PROMPT:
Here are some records; copy every line that holds the word "Attribute".

[Data items]
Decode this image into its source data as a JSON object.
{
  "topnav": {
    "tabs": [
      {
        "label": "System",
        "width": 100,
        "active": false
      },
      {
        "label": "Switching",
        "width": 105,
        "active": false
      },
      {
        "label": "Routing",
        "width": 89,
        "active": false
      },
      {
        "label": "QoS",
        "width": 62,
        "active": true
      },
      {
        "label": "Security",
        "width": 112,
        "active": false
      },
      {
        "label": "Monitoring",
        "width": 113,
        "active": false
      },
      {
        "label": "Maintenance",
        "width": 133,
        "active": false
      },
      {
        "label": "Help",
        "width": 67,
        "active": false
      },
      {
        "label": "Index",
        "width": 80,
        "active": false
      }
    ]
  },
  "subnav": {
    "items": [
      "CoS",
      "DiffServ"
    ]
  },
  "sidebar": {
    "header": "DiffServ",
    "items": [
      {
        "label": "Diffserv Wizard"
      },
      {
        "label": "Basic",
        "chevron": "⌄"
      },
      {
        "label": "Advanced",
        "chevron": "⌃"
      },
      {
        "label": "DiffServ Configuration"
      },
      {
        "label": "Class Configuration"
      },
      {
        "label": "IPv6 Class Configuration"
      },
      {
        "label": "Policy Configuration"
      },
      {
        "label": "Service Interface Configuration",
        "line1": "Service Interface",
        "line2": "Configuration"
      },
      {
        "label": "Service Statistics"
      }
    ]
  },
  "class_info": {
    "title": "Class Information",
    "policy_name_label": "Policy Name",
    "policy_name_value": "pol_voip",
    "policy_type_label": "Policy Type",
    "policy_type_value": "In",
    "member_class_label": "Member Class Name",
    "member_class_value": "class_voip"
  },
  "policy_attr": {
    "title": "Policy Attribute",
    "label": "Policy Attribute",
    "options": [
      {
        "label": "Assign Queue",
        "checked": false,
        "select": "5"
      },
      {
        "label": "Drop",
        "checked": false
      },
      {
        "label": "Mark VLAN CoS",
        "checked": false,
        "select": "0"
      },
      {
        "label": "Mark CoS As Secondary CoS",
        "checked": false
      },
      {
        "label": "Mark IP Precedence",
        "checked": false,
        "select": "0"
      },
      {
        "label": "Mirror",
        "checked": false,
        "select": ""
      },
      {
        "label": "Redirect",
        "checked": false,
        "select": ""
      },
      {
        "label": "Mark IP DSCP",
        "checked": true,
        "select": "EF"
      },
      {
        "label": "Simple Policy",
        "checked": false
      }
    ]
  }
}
==
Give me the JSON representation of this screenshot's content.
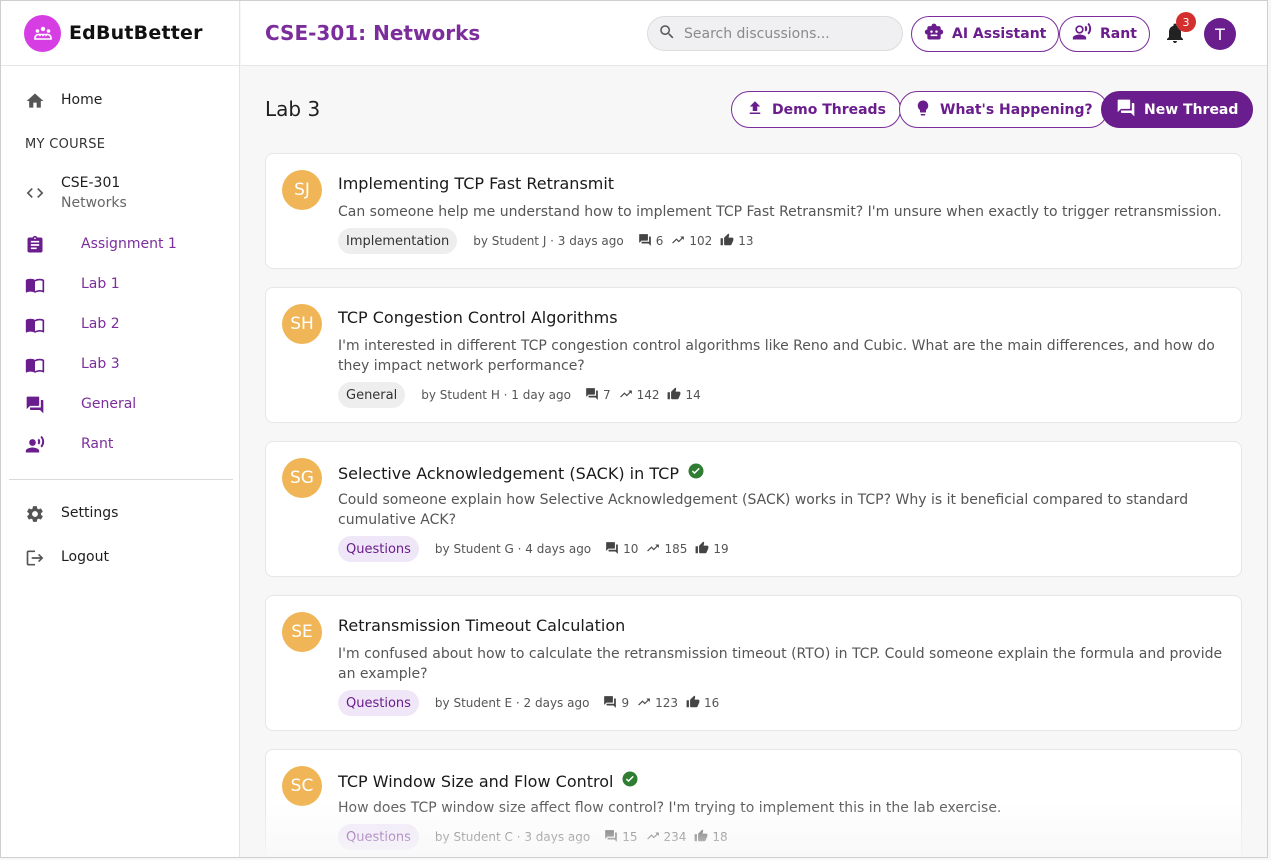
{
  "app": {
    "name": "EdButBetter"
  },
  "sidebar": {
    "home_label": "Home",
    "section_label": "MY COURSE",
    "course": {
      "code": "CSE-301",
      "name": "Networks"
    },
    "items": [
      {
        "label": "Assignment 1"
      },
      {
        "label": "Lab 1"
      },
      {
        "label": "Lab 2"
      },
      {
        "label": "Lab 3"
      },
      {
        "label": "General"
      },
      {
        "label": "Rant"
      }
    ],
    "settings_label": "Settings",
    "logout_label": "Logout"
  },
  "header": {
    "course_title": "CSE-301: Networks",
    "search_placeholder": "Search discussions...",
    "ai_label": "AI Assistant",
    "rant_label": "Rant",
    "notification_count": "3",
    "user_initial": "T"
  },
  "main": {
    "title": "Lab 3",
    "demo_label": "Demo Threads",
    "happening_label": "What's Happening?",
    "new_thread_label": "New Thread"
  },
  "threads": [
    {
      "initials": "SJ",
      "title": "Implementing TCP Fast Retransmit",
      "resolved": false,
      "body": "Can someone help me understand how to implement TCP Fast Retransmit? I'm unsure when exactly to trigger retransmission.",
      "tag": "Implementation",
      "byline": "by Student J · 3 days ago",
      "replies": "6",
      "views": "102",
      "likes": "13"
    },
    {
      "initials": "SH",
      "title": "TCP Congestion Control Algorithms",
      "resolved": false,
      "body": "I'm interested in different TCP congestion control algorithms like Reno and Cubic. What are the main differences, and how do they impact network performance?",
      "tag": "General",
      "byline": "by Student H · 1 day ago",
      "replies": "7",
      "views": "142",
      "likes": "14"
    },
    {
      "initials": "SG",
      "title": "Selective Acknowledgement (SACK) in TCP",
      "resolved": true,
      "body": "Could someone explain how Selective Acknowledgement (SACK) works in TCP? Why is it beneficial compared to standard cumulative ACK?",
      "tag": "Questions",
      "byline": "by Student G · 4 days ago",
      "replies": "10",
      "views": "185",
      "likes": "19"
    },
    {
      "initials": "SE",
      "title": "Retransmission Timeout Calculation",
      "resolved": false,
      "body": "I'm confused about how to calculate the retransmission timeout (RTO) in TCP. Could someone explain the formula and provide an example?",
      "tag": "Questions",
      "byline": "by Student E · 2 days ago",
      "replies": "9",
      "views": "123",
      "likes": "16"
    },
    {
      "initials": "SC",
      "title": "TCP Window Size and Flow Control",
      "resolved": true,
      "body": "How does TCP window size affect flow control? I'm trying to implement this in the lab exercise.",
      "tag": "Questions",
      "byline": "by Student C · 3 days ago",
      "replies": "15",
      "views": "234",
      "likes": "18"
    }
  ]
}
* * *
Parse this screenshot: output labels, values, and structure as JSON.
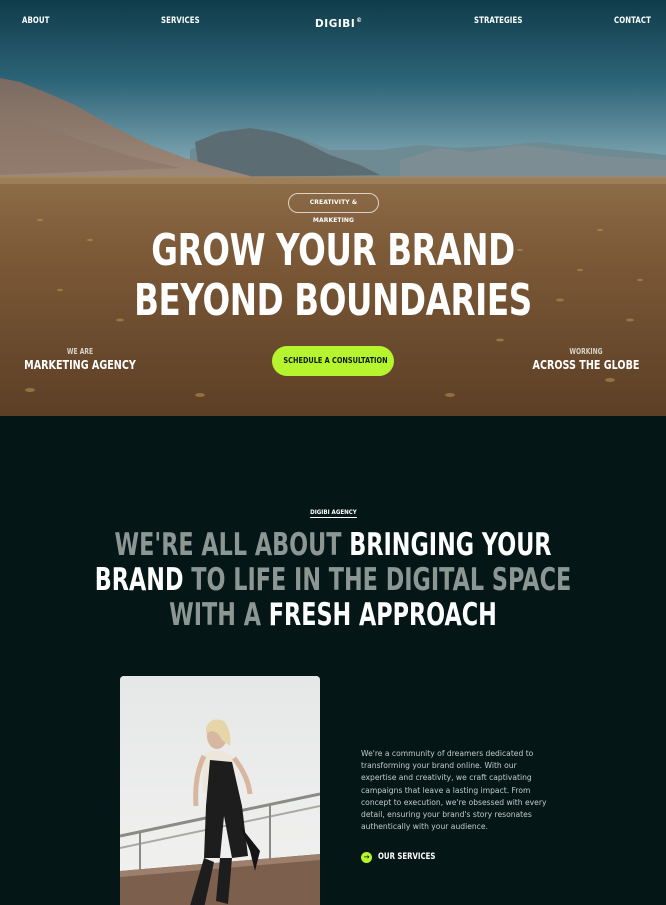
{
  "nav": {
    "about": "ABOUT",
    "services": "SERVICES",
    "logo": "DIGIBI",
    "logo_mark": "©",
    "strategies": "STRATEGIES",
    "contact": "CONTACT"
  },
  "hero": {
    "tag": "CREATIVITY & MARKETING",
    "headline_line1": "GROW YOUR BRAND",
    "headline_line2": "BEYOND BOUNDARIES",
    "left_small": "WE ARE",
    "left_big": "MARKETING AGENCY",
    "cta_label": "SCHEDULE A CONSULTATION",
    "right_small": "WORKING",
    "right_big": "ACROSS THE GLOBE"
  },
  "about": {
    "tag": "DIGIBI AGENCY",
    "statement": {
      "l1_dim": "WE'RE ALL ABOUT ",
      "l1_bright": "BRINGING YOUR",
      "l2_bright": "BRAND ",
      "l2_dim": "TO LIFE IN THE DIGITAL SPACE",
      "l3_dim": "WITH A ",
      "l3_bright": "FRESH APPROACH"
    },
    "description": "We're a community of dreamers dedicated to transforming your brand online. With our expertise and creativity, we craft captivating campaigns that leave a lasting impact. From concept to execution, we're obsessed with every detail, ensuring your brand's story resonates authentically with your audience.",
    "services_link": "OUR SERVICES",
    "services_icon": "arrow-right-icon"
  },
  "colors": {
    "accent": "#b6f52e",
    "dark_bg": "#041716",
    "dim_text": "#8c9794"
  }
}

RESPONSE BELOW:
    "title": "Policy Attribute",
    "label": "Policy Attribute",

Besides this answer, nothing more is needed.